### TASK MATERIAL
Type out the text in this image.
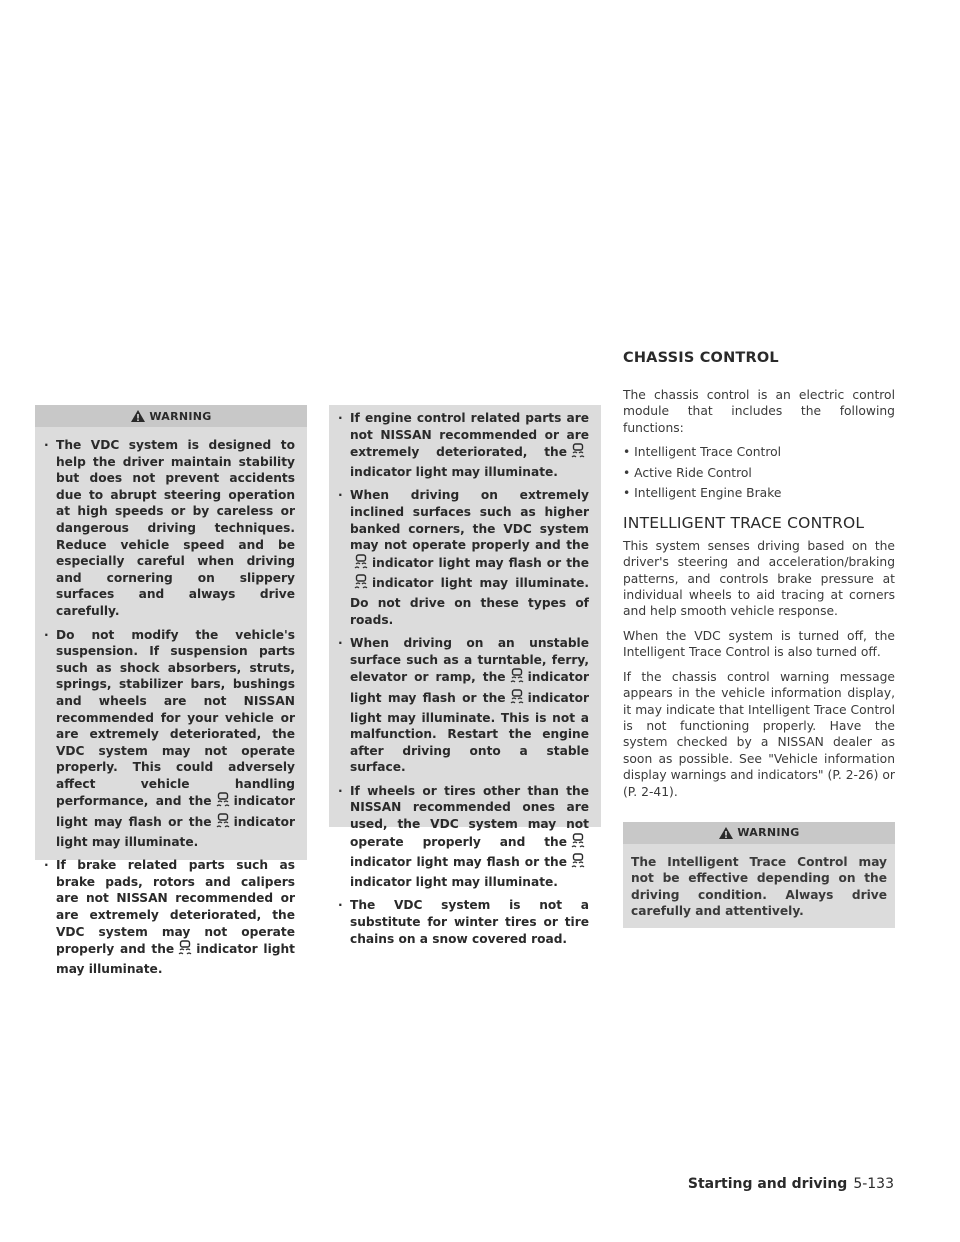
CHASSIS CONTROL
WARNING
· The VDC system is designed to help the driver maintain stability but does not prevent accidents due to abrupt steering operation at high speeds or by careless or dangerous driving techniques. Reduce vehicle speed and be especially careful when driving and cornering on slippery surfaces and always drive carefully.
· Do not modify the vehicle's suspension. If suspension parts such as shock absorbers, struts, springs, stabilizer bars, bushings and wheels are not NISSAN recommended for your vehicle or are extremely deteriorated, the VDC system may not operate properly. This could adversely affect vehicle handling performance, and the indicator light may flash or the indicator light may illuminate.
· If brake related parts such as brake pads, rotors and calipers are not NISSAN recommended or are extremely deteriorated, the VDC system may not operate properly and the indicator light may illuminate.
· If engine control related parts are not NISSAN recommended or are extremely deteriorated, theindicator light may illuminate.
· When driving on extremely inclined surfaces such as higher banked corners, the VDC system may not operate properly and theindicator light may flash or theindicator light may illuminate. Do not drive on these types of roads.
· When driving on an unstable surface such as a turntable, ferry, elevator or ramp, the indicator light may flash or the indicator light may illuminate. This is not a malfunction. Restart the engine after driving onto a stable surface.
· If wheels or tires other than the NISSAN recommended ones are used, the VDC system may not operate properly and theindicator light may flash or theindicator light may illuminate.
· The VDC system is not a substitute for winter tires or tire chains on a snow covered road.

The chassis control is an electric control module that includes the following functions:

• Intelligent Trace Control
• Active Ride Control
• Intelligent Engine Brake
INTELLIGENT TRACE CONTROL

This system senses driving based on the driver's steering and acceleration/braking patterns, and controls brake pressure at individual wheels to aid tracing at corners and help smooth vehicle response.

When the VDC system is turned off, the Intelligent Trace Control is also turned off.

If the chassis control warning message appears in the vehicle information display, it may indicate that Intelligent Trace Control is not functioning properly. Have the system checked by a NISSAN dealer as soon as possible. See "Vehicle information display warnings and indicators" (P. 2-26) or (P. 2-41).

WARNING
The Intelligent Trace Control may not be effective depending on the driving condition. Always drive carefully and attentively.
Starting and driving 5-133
* * *
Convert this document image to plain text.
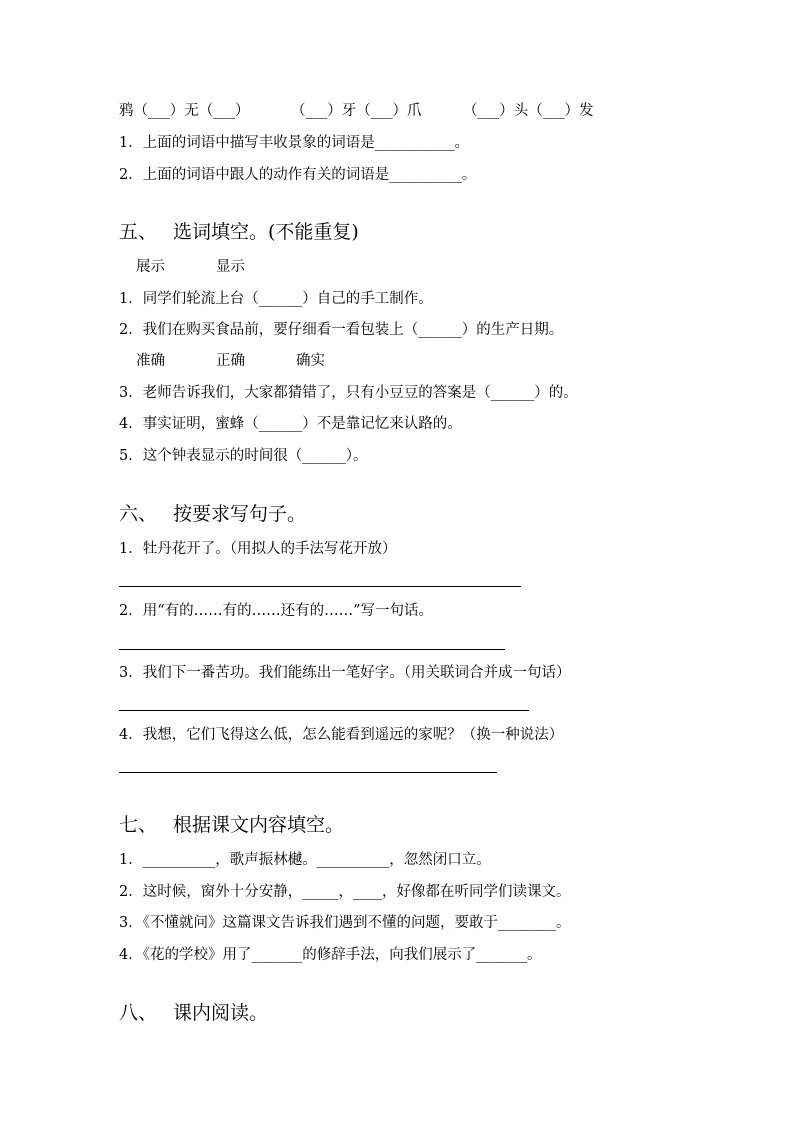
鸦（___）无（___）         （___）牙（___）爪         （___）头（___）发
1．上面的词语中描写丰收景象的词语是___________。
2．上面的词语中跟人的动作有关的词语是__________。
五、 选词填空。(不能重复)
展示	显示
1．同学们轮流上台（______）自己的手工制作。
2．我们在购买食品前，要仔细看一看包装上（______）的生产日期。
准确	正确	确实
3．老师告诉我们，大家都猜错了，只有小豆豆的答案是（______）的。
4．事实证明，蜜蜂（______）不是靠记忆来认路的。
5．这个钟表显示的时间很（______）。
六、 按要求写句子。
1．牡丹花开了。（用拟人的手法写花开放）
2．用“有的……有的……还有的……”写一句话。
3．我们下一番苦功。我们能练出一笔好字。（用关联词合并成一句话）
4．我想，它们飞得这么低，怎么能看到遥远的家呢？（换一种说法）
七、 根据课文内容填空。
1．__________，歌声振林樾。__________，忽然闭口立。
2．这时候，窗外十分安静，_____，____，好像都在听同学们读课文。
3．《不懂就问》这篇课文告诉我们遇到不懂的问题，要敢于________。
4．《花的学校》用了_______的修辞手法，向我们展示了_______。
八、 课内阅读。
---
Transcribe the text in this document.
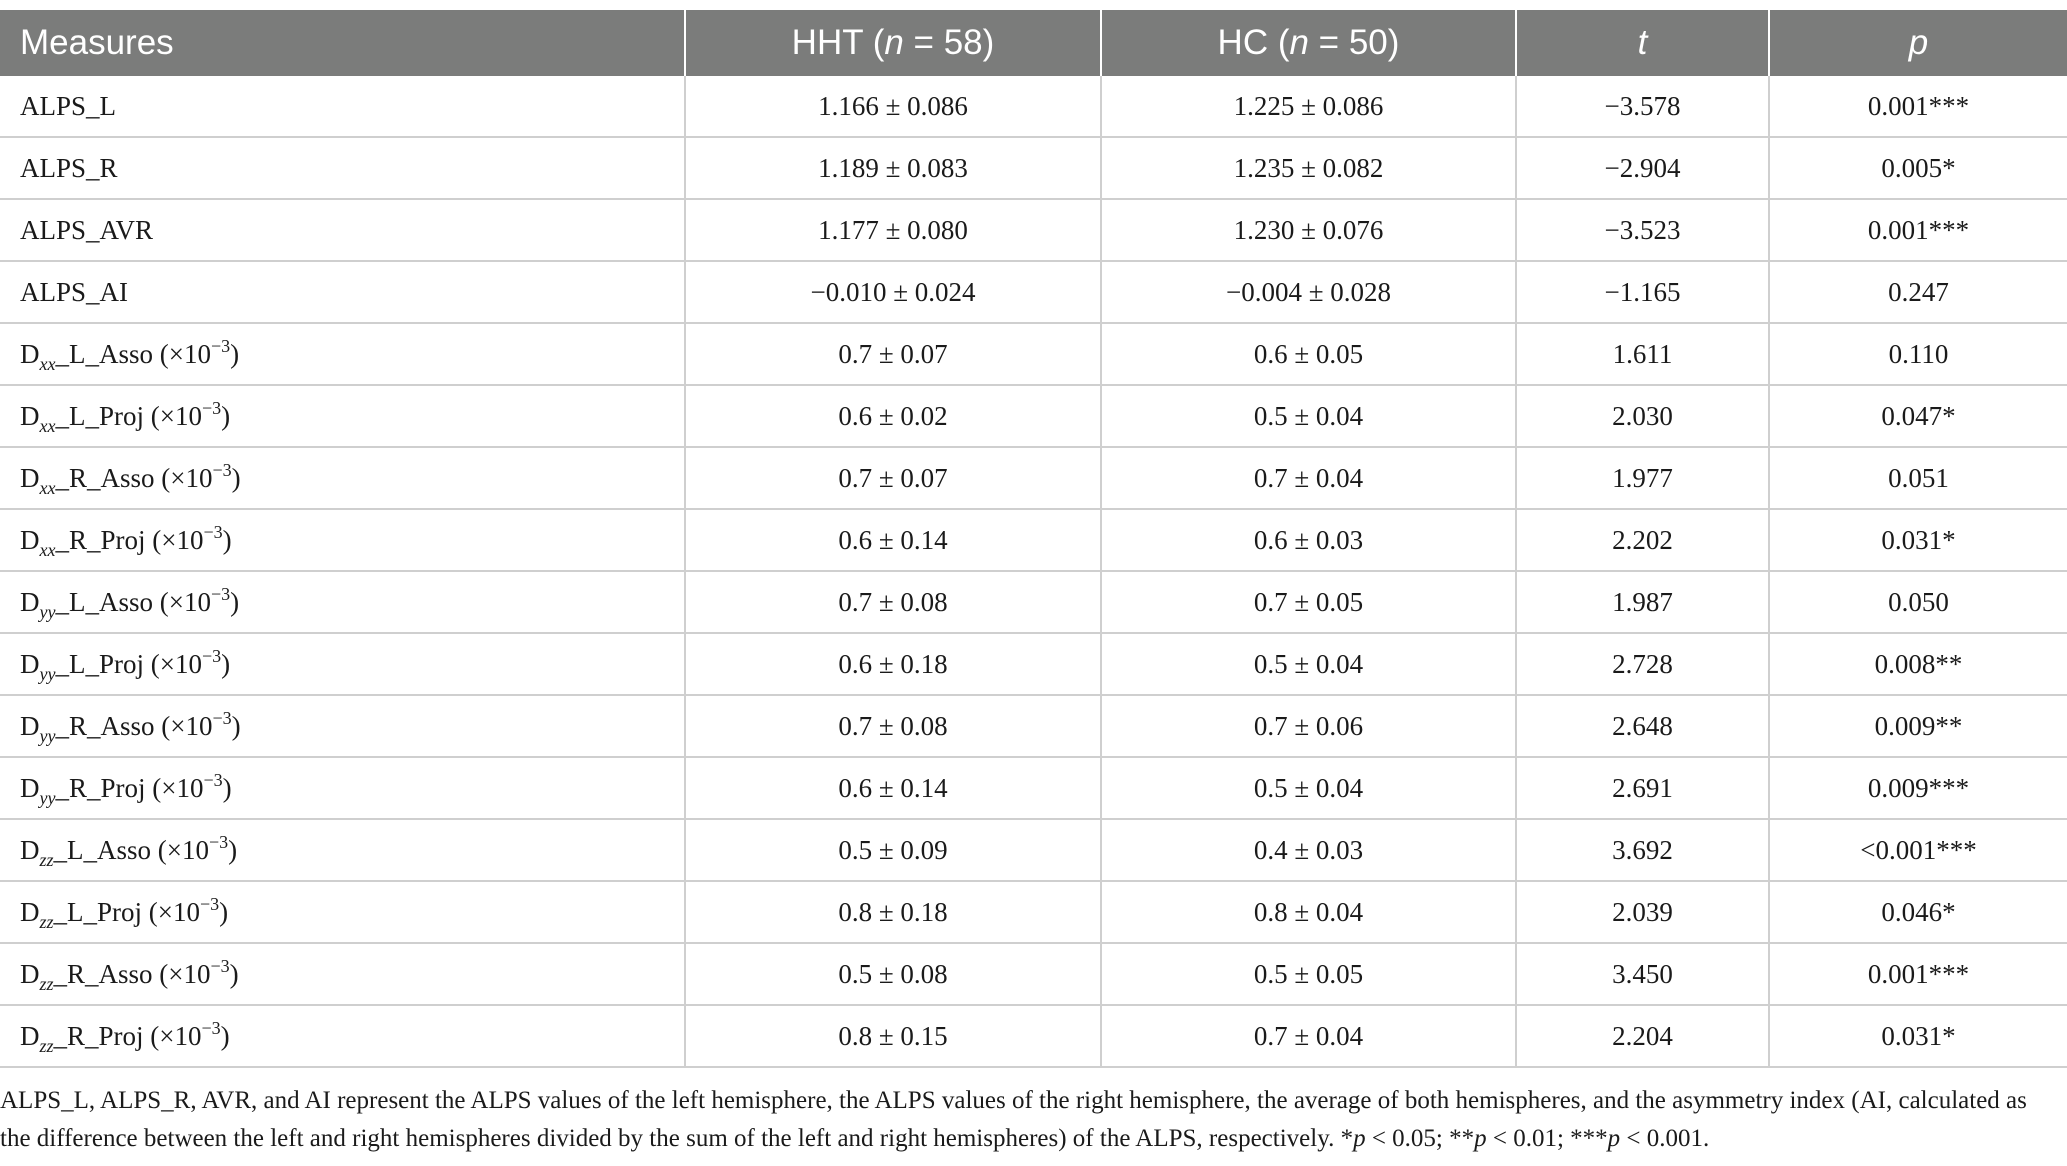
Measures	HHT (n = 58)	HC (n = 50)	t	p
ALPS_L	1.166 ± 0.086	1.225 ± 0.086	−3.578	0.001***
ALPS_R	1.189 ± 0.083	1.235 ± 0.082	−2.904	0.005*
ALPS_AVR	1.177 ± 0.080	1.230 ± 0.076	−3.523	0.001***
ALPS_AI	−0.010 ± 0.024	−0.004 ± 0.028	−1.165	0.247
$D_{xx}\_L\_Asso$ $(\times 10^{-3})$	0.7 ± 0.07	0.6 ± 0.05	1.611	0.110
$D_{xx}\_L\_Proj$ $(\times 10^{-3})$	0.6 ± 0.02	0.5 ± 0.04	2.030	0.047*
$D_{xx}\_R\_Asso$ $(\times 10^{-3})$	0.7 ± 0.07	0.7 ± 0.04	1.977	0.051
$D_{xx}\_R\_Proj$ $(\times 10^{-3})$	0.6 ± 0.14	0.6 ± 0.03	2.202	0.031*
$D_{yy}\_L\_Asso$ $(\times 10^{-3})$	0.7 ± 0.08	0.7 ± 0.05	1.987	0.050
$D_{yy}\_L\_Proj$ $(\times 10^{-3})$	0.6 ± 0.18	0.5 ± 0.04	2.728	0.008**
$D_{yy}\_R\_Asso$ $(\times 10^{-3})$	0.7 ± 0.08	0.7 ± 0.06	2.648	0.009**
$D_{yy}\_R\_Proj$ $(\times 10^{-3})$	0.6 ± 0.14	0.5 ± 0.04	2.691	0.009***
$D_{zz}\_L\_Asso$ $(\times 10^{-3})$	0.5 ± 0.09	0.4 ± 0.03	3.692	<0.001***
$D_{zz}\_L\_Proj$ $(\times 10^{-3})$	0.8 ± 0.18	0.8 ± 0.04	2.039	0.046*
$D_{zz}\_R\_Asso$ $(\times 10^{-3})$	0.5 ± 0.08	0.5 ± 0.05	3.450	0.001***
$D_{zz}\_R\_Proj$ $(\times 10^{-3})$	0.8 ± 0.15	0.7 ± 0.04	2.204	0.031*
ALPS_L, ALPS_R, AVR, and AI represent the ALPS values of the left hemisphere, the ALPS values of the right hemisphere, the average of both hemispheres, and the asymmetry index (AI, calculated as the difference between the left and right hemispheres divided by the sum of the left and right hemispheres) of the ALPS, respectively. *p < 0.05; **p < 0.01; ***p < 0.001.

### SET EXERCISE
List every line from the entries above in which "illuminate" appears.

### RESULT OF THIS EXERCISE
· Do not modify the vehicle's suspension. If suspension parts such as shock absorbers, struts, springs, stabilizer bars, bushings and wheels are not NISSAN recommended for your vehicle or are extremely deteriorated, the VDC system may not operate properly. This could adversely affect vehicle handling performance, and the indicator light may flash or the indicator light may illuminate.
· If brake related parts such as brake pads, rotors and calipers are not NISSAN recommended or are extremely deteriorated, the VDC system may not operate properly and the indicator light may illuminate.
· If engine control related parts are not NISSAN recommended or are extremely deteriorated, theindicator light may illuminate.
· When driving on extremely inclined surfaces such as higher banked corners, the VDC system may not operate properly and theindicator light may flash or theindicator light may illuminate. Do not drive on these types of roads.
· When driving on an unstable surface such as a turntable, ferry, elevator or ramp, the indicator light may flash or the indicator light may illuminate. This is not a malfunction. Restart the engine after driving onto a stable surface.
· If wheels or tires other than the NISSAN recommended ones are used, the VDC system may not operate properly and theindicator light may flash or theindicator light may illuminate.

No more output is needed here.